▶ [What you need to do]: Find the lines that hold "JSON". Report only how many there are.
◇ ◇ ◇ ◇ ◇
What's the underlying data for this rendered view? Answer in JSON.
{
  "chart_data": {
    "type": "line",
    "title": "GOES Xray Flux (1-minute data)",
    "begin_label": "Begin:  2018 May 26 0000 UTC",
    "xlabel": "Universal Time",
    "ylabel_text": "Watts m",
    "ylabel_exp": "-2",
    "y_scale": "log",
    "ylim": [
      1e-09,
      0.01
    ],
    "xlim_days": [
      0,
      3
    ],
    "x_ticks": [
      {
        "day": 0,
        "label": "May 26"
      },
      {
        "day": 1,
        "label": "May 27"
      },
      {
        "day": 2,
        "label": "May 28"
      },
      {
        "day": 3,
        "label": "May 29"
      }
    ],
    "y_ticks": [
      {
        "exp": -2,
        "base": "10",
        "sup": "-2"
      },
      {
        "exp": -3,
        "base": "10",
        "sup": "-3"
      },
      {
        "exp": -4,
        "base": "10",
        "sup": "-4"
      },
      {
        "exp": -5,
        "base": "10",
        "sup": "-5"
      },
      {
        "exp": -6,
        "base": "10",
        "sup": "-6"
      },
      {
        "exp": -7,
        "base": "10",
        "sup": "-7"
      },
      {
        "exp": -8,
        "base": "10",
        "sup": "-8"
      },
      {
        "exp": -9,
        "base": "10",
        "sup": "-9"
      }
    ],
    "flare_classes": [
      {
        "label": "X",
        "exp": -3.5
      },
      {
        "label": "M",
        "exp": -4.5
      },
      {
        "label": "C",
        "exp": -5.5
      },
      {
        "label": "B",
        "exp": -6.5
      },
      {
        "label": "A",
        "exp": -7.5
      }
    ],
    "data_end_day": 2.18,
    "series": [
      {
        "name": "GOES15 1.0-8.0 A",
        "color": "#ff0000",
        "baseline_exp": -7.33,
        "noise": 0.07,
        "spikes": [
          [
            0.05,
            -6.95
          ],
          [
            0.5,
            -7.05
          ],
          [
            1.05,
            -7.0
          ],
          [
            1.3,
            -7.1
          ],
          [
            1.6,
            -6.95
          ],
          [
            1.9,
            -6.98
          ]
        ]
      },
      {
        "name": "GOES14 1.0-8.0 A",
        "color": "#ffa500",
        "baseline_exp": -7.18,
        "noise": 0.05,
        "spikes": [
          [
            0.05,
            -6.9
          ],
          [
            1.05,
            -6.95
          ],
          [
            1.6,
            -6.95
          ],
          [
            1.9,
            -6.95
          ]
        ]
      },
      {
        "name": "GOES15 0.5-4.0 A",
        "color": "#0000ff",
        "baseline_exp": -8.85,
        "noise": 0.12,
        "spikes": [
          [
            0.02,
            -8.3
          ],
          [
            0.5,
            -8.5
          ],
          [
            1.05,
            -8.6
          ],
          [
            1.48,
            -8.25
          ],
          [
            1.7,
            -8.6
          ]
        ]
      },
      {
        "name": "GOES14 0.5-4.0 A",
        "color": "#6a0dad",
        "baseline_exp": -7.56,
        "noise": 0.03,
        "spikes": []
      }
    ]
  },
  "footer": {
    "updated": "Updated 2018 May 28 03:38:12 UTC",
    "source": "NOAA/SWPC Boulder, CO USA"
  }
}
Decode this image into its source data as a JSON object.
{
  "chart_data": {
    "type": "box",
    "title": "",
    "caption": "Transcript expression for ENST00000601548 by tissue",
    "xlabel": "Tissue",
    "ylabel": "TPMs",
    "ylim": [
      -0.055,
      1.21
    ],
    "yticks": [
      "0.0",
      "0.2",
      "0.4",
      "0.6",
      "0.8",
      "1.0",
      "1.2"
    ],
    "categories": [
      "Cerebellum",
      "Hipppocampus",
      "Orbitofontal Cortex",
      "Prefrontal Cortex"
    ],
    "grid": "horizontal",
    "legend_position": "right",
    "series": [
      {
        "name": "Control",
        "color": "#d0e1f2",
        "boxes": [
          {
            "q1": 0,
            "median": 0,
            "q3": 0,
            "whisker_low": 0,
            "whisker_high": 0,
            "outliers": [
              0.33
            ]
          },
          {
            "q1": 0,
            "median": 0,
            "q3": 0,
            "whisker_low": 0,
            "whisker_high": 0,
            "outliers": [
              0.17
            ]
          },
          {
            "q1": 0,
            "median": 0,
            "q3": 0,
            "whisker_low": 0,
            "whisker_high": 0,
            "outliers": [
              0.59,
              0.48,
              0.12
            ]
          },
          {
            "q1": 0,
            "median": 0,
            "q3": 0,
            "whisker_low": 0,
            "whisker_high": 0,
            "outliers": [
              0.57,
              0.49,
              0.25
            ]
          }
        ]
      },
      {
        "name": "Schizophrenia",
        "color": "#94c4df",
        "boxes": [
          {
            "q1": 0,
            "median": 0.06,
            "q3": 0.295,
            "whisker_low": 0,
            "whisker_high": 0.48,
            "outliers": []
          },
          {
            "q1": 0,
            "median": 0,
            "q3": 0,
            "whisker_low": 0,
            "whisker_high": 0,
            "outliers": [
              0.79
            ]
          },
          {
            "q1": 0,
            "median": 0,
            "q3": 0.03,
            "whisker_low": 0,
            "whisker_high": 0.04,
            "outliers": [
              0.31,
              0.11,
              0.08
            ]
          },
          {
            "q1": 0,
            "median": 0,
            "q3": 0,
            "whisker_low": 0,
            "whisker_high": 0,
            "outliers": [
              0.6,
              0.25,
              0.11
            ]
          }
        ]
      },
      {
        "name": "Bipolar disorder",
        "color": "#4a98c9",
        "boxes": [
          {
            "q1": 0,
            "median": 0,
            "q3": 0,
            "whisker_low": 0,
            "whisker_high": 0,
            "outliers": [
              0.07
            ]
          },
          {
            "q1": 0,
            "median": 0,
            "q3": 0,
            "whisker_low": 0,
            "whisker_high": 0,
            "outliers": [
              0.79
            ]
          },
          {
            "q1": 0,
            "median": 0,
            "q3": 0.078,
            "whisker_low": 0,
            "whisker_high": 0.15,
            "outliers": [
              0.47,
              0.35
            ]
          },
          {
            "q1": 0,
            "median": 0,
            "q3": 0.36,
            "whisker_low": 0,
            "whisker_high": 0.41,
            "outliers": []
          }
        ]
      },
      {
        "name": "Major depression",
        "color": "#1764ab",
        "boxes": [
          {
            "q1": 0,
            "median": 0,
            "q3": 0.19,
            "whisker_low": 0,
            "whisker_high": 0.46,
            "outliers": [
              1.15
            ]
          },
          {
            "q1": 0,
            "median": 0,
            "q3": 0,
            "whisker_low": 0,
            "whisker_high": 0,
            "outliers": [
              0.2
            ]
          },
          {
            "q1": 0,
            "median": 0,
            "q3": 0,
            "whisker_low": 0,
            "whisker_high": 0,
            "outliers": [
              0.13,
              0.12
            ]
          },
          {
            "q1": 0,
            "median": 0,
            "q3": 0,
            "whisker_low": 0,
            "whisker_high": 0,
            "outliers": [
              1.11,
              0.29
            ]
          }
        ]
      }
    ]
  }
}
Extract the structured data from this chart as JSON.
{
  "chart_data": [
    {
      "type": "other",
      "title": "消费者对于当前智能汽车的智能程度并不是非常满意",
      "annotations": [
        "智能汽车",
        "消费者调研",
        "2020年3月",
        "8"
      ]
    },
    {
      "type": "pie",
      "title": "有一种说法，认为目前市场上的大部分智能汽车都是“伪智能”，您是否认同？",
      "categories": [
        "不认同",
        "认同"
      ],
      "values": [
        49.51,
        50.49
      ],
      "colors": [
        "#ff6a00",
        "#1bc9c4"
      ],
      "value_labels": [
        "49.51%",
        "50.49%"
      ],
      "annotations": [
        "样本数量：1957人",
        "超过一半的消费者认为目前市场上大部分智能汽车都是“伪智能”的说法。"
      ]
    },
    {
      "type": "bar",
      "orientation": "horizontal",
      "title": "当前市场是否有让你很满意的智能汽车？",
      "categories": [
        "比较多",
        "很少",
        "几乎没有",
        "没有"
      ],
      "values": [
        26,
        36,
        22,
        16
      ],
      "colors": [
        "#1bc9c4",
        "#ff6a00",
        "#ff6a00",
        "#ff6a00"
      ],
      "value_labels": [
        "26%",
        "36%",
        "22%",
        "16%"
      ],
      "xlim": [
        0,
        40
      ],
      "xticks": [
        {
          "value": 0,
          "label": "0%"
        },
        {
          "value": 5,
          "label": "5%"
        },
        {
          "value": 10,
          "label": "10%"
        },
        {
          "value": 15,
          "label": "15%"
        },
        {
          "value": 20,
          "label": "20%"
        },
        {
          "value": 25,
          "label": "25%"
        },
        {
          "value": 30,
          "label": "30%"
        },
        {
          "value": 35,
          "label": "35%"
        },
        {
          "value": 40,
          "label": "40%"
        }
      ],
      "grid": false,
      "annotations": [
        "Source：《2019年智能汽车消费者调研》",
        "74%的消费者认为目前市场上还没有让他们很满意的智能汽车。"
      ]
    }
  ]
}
◇ ◇ ◇ ◇ ◇
▶ [Result]: 3